- _PROBLEM DESCRIPTION_: Identify, in the records below, every line where the string "continuous" appears, and copy each such line.

━━━━━ MATERIAL FOR THIS EXERCISE

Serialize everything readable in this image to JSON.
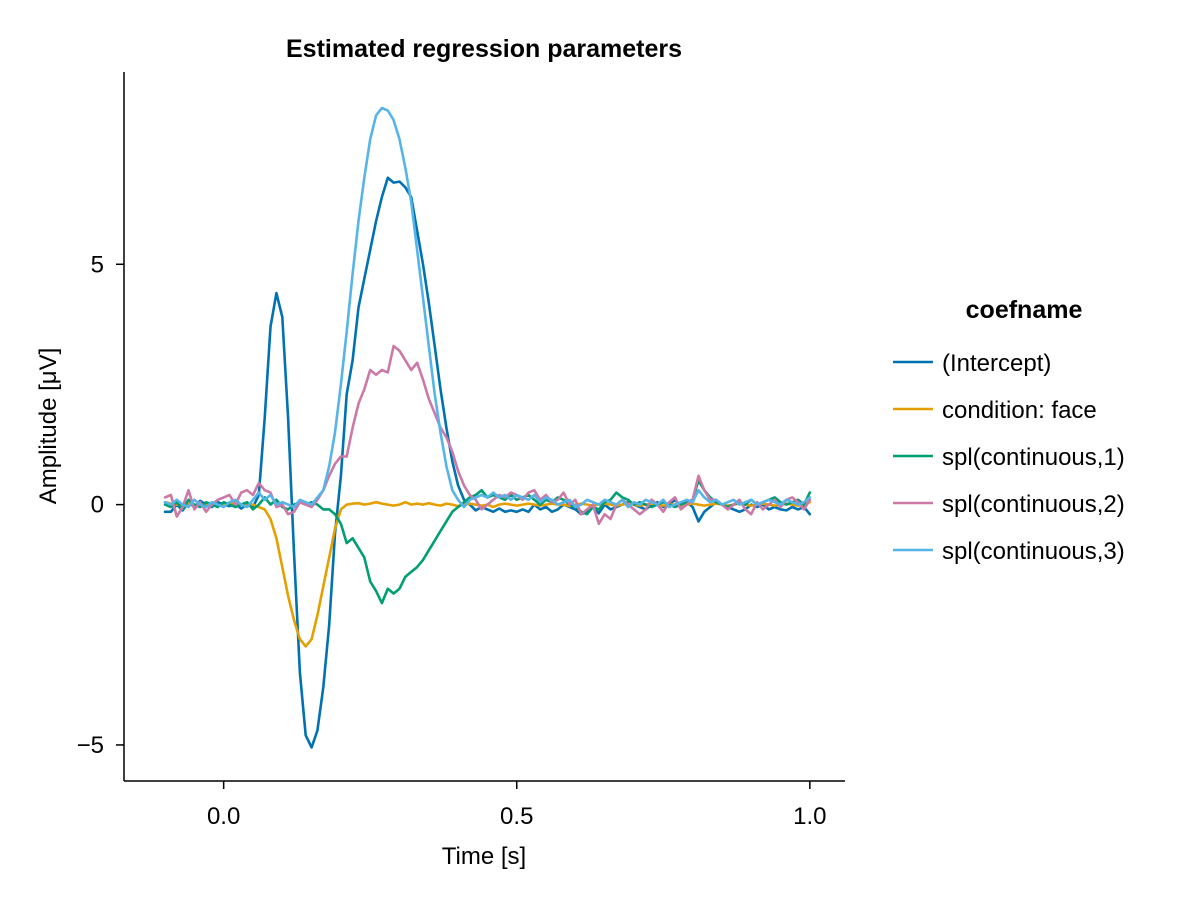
{
  "chart_data": {
    "type": "line",
    "title": "Estimated regression parameters",
    "xlabel": "Time [s]",
    "ylabel": "Amplitude [μV]",
    "xlim": [
      -0.17,
      1.06
    ],
    "ylim": [
      -5.75,
      9.0
    ],
    "xticks": [
      0.0,
      0.5,
      1.0
    ],
    "xtick_labels": [
      "0.0",
      "0.5",
      "1.0"
    ],
    "yticks": [
      -5,
      0,
      5
    ],
    "ytick_labels": [
      "−5",
      "0",
      "5"
    ],
    "grid": false,
    "legend": {
      "title": "coefname",
      "placement": "right"
    },
    "x": [
      -0.1,
      -0.09,
      -0.08,
      -0.07,
      -0.06,
      -0.05,
      -0.04,
      -0.03,
      -0.02,
      -0.01,
      0.0,
      0.01,
      0.02,
      0.03,
      0.04,
      0.05,
      0.06,
      0.07,
      0.08,
      0.09,
      0.1,
      0.11,
      0.12,
      0.13,
      0.14,
      0.15,
      0.16,
      0.17,
      0.18,
      0.19,
      0.2,
      0.21,
      0.22,
      0.23,
      0.24,
      0.25,
      0.26,
      0.27,
      0.28,
      0.29,
      0.3,
      0.31,
      0.32,
      0.33,
      0.34,
      0.35,
      0.36,
      0.37,
      0.38,
      0.39,
      0.4,
      0.41,
      0.42,
      0.43,
      0.44,
      0.45,
      0.46,
      0.47,
      0.48,
      0.49,
      0.5,
      0.51,
      0.52,
      0.53,
      0.54,
      0.55,
      0.56,
      0.57,
      0.58,
      0.59,
      0.6,
      0.61,
      0.62,
      0.63,
      0.64,
      0.65,
      0.66,
      0.67,
      0.68,
      0.69,
      0.7,
      0.71,
      0.72,
      0.73,
      0.74,
      0.75,
      0.76,
      0.77,
      0.78,
      0.79,
      0.8,
      0.81,
      0.82,
      0.83,
      0.84,
      0.85,
      0.86,
      0.87,
      0.88,
      0.89,
      0.9,
      0.91,
      0.92,
      0.93,
      0.94,
      0.95,
      0.96,
      0.97,
      0.98,
      0.99,
      1.0
    ],
    "series": [
      {
        "name": "(Intercept)",
        "color": "#0072B2",
        "values": [
          -0.15,
          -0.15,
          0.0,
          -0.12,
          0.05,
          -0.05,
          0.08,
          0.0,
          -0.05,
          0.05,
          0.0,
          -0.03,
          0.02,
          -0.08,
          0.0,
          -0.05,
          0.2,
          1.8,
          3.7,
          4.4,
          3.9,
          1.8,
          -1.0,
          -3.5,
          -4.8,
          -5.05,
          -4.7,
          -3.8,
          -2.5,
          -0.6,
          0.6,
          2.3,
          3.0,
          4.1,
          4.7,
          5.3,
          5.9,
          6.4,
          6.8,
          6.7,
          6.72,
          6.6,
          6.4,
          5.7,
          5.0,
          4.2,
          3.3,
          2.4,
          1.6,
          0.9,
          0.4,
          0.1,
          0.0,
          -0.12,
          -0.05,
          -0.1,
          -0.15,
          -0.08,
          -0.15,
          -0.12,
          -0.15,
          -0.1,
          -0.15,
          0.0,
          -0.1,
          -0.05,
          -0.15,
          -0.1,
          0.0,
          -0.05,
          -0.1,
          -0.2,
          -0.15,
          -0.05,
          -0.18,
          0.0,
          -0.1,
          -0.05,
          0.0,
          0.05,
          0.0,
          -0.05,
          -0.1,
          0.0,
          0.05,
          -0.05,
          0.0,
          0.1,
          -0.05,
          0.05,
          -0.05,
          -0.35,
          -0.15,
          -0.05,
          0.05,
          0.0,
          -0.05,
          -0.1,
          -0.15,
          -0.1,
          0.0,
          -0.05,
          0.0,
          -0.1,
          -0.05,
          -0.1,
          -0.12,
          -0.05,
          -0.1,
          -0.05,
          -0.2
        ]
      },
      {
        "name": "condition: face",
        "color": "#E69F00",
        "values": [
          0.05,
          0.02,
          0.0,
          -0.02,
          0.03,
          0.0,
          -0.02,
          0.02,
          0.0,
          -0.03,
          0.0,
          0.03,
          0.02,
          0.0,
          -0.02,
          0.0,
          -0.05,
          -0.1,
          -0.3,
          -0.7,
          -1.3,
          -1.9,
          -2.4,
          -2.8,
          -2.95,
          -2.8,
          -2.3,
          -1.7,
          -1.1,
          -0.5,
          -0.1,
          0.0,
          0.02,
          0.03,
          0.0,
          0.02,
          0.05,
          0.02,
          0.0,
          -0.02,
          0.0,
          0.05,
          0.0,
          0.02,
          0.0,
          0.03,
          0.0,
          -0.02,
          0.02,
          0.0,
          -0.03,
          0.0,
          0.02,
          0.0,
          -0.02,
          0.0,
          -0.05,
          0.0,
          0.02,
          0.0,
          -0.02,
          0.0,
          0.02,
          0.0,
          -0.02,
          0.0,
          0.02,
          0.0,
          0.0,
          -0.03,
          0.0,
          0.02,
          0.0,
          -0.02,
          0.0,
          0.02,
          0.0,
          -0.02,
          0.0,
          0.02,
          0.0,
          -0.02,
          0.0,
          0.02,
          0.0,
          -0.02,
          0.0,
          0.0,
          -0.02,
          0.0,
          0.02,
          0.0,
          -0.02,
          0.0,
          0.02,
          0.0,
          -0.02,
          0.0,
          0.02,
          0.0,
          -0.02,
          0.0,
          0.02,
          0.0,
          -0.02,
          0.0,
          0.02,
          0.0,
          -0.02,
          0.0,
          0.05
        ]
      },
      {
        "name": "spl(continuous,1)",
        "color": "#009E73",
        "values": [
          0.0,
          -0.05,
          0.05,
          -0.1,
          0.1,
          0.0,
          -0.05,
          0.05,
          0.0,
          -0.05,
          0.05,
          0.0,
          -0.05,
          0.0,
          0.05,
          -0.1,
          0.0,
          0.15,
          0.0,
          0.1,
          -0.05,
          -0.1,
          0.0,
          0.05,
          0.0,
          0.05,
          0.0,
          -0.1,
          -0.1,
          -0.2,
          -0.4,
          -0.8,
          -0.7,
          -0.9,
          -1.1,
          -1.6,
          -1.8,
          -2.05,
          -1.75,
          -1.85,
          -1.75,
          -1.5,
          -1.4,
          -1.3,
          -1.15,
          -0.95,
          -0.75,
          -0.55,
          -0.35,
          -0.15,
          -0.05,
          0.05,
          0.15,
          0.2,
          0.3,
          0.15,
          0.2,
          0.15,
          0.1,
          0.2,
          0.1,
          0.15,
          0.2,
          0.1,
          0.0,
          0.1,
          0.05,
          0.15,
          0.1,
          0.0,
          -0.05,
          -0.15,
          -0.2,
          -0.05,
          -0.1,
          0.05,
          0.1,
          0.25,
          0.15,
          0.1,
          0.0,
          0.05,
          0.0,
          -0.05,
          0.0,
          0.05,
          0.0,
          -0.05,
          0.0,
          0.05,
          0.1,
          0.5,
          0.3,
          0.15,
          0.05,
          0.0,
          -0.05,
          0.0,
          0.05,
          0.0,
          0.1,
          0.0,
          0.05,
          0.1,
          0.15,
          0.05,
          0.0,
          0.05,
          0.1,
          0.0,
          0.25
        ]
      },
      {
        "name": "spl(continuous,2)",
        "color": "#CC79A7",
        "values": [
          0.15,
          0.2,
          -0.25,
          -0.05,
          0.3,
          -0.1,
          0.05,
          -0.15,
          0.0,
          0.1,
          0.15,
          0.2,
          0.0,
          0.25,
          0.3,
          0.2,
          0.45,
          0.3,
          0.25,
          -0.05,
          0.0,
          -0.2,
          -0.15,
          0.05,
          0.0,
          -0.05,
          0.1,
          0.3,
          0.6,
          0.85,
          1.0,
          1.0,
          1.6,
          2.1,
          2.4,
          2.8,
          2.7,
          2.8,
          2.75,
          3.3,
          3.2,
          3.0,
          2.8,
          2.95,
          2.6,
          2.2,
          1.9,
          1.6,
          1.4,
          1.1,
          0.7,
          0.4,
          0.2,
          0.1,
          -0.1,
          0.0,
          0.1,
          0.2,
          0.15,
          0.25,
          0.2,
          0.1,
          0.25,
          0.3,
          0.1,
          0.2,
          0.05,
          0.1,
          0.25,
          0.0,
          0.1,
          -0.2,
          -0.1,
          0.0,
          -0.4,
          -0.2,
          -0.3,
          0.0,
          0.1,
          0.0,
          -0.1,
          -0.2,
          -0.1,
          0.1,
          0.0,
          -0.15,
          0.05,
          0.15,
          -0.1,
          0.0,
          0.1,
          0.6,
          0.3,
          0.1,
          0.1,
          0.0,
          -0.1,
          0.0,
          0.1,
          -0.1,
          -0.2,
          0.05,
          -0.1,
          0.0,
          0.1,
          -0.05,
          0.1,
          0.15,
          0.05,
          -0.1,
          0.1
        ]
      },
      {
        "name": "spl(continuous,3)",
        "color": "#56B4E9",
        "values": [
          0.05,
          0.0,
          0.1,
          0.0,
          -0.05,
          0.1,
          0.0,
          -0.05,
          0.05,
          0.0,
          -0.05,
          0.05,
          0.1,
          0.0,
          -0.05,
          0.1,
          0.25,
          0.1,
          0.2,
          0.0,
          0.05,
          0.0,
          -0.05,
          0.1,
          0.05,
          0.0,
          0.15,
          0.3,
          0.8,
          1.5,
          2.5,
          3.6,
          4.8,
          5.9,
          6.8,
          7.6,
          8.1,
          8.25,
          8.2,
          8.0,
          7.6,
          7.0,
          6.3,
          5.3,
          4.3,
          3.3,
          2.3,
          1.5,
          0.8,
          0.3,
          0.1,
          -0.05,
          0.1,
          0.15,
          0.2,
          0.15,
          0.25,
          0.15,
          0.2,
          0.1,
          0.2,
          0.15,
          0.1,
          0.2,
          0.05,
          0.15,
          0.1,
          0.0,
          0.05,
          0.1,
          -0.05,
          0.0,
          0.1,
          0.05,
          0.0,
          0.1,
          0.05,
          0.0,
          0.1,
          -0.05,
          0.05,
          0.0,
          0.1,
          0.05,
          0.0,
          0.1,
          -0.05,
          0.0,
          0.05,
          0.1,
          0.05,
          0.3,
          0.15,
          0.05,
          0.1,
          0.0,
          0.05,
          0.1,
          0.0,
          0.05,
          0.1,
          0.0,
          0.05,
          0.1,
          0.05,
          0.0,
          0.1,
          0.05,
          0.0,
          0.05,
          0.15
        ]
      }
    ]
  }
}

━━━━━━━━━━

- _OUTPUT BELOW_:
        "name": "spl(continuous,1)",
        "name": "spl(continuous,2)",
        "name": "spl(continuous,3)",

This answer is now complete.